┌─ Data shown

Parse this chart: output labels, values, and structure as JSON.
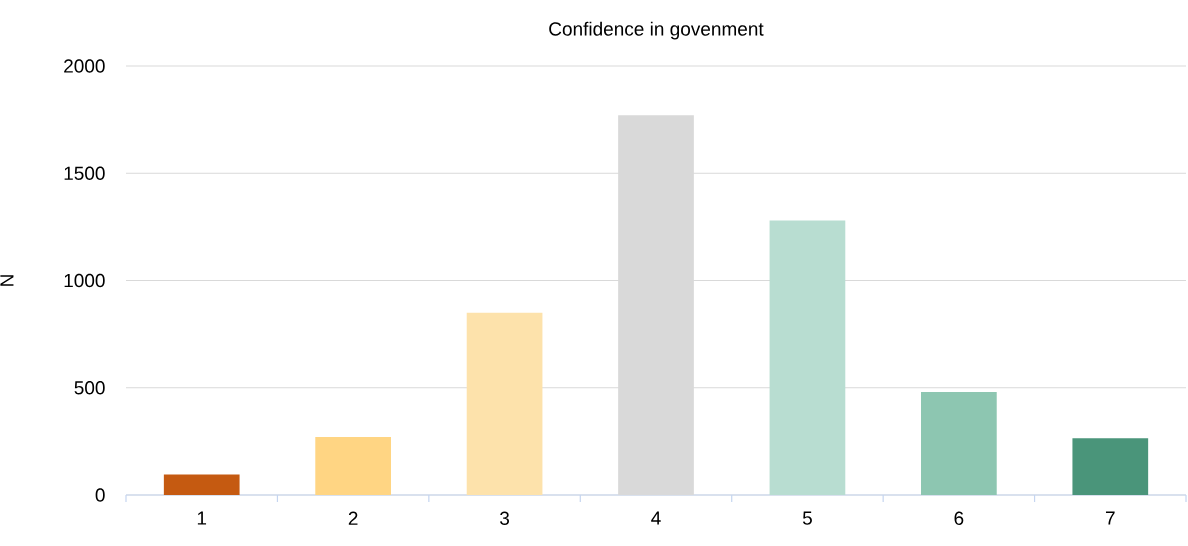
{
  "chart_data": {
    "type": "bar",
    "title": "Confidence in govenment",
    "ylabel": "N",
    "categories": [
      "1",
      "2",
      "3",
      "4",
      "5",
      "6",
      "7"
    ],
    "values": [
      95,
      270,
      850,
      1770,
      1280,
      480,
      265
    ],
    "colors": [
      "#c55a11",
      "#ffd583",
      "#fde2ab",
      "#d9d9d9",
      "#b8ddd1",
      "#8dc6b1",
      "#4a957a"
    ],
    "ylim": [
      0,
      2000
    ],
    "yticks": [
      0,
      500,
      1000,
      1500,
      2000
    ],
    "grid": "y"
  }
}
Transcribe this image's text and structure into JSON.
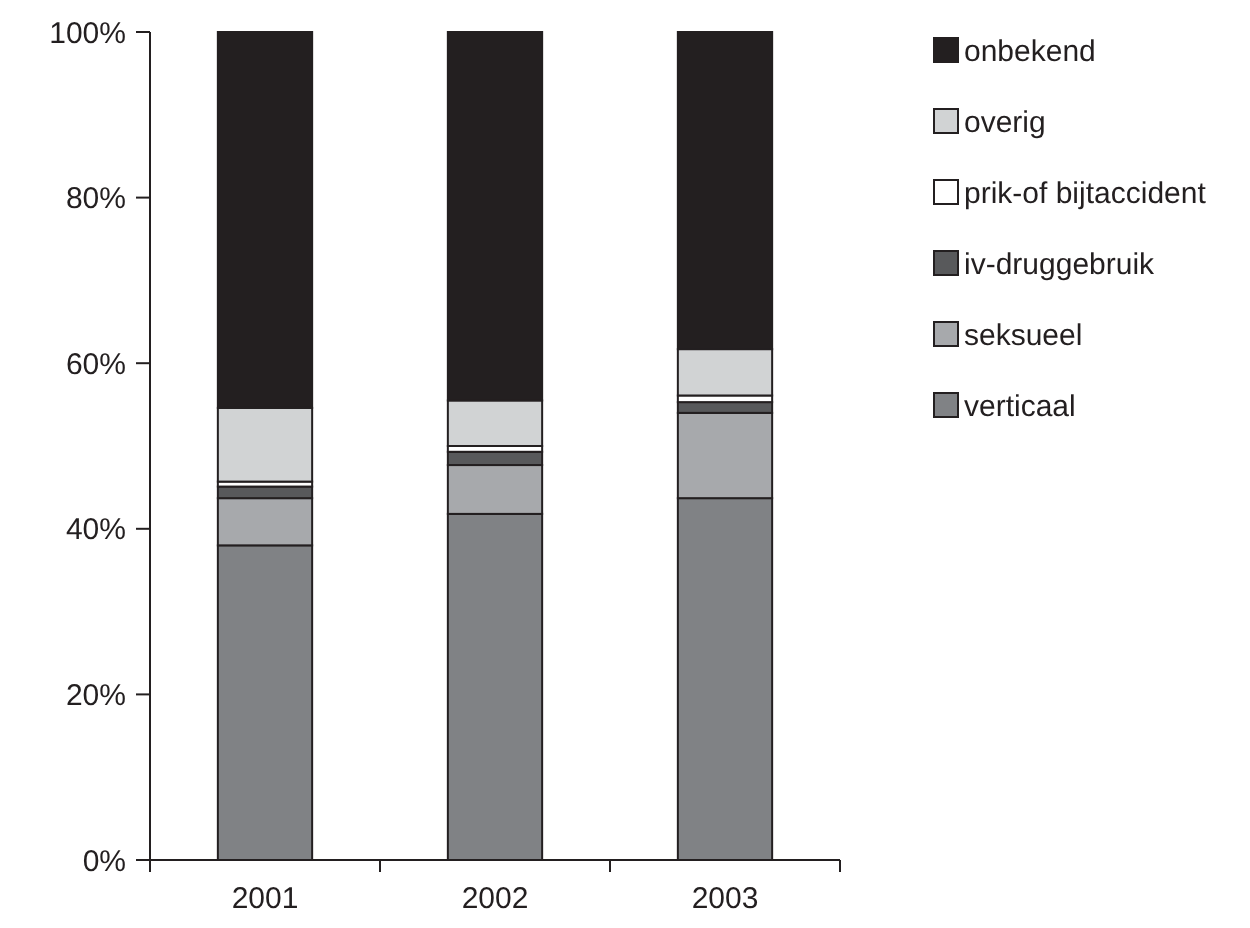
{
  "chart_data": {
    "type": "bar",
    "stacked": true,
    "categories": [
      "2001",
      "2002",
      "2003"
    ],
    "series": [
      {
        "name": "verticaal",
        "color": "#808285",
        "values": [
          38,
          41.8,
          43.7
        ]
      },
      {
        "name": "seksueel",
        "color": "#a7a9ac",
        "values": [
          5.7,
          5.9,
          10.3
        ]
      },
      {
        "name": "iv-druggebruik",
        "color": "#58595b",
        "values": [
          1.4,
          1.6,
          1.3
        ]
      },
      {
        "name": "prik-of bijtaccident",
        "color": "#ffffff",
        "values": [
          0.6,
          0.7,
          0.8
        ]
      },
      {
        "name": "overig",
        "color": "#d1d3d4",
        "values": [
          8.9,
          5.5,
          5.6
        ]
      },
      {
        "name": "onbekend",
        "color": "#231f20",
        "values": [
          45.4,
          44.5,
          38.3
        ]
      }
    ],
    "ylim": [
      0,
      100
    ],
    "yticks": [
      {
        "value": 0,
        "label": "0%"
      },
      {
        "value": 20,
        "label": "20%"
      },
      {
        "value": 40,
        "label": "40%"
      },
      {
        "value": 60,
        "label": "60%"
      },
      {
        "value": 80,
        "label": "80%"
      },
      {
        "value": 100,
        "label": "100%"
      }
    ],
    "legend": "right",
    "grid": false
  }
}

└─
┌─ Data shown

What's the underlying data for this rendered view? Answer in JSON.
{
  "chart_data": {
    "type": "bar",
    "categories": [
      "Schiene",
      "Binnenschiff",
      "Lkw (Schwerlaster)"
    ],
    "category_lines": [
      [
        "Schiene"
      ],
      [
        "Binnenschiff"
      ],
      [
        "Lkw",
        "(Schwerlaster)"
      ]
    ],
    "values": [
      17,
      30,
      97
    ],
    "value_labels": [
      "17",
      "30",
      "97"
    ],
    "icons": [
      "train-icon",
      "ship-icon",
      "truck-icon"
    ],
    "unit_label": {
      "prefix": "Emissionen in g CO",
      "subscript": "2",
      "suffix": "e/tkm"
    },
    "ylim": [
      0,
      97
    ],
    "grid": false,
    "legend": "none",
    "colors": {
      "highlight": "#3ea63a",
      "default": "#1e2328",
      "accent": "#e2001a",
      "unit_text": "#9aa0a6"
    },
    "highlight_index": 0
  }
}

└─

_What is expected_
Report all lines of the data that include the word "this".

_Reply_
Parse this chart: output labels, values, and structure as JSON.
Transcribe this image's text and structure into JSON.
What's the underlying data for this rendered view? Answer in JSON.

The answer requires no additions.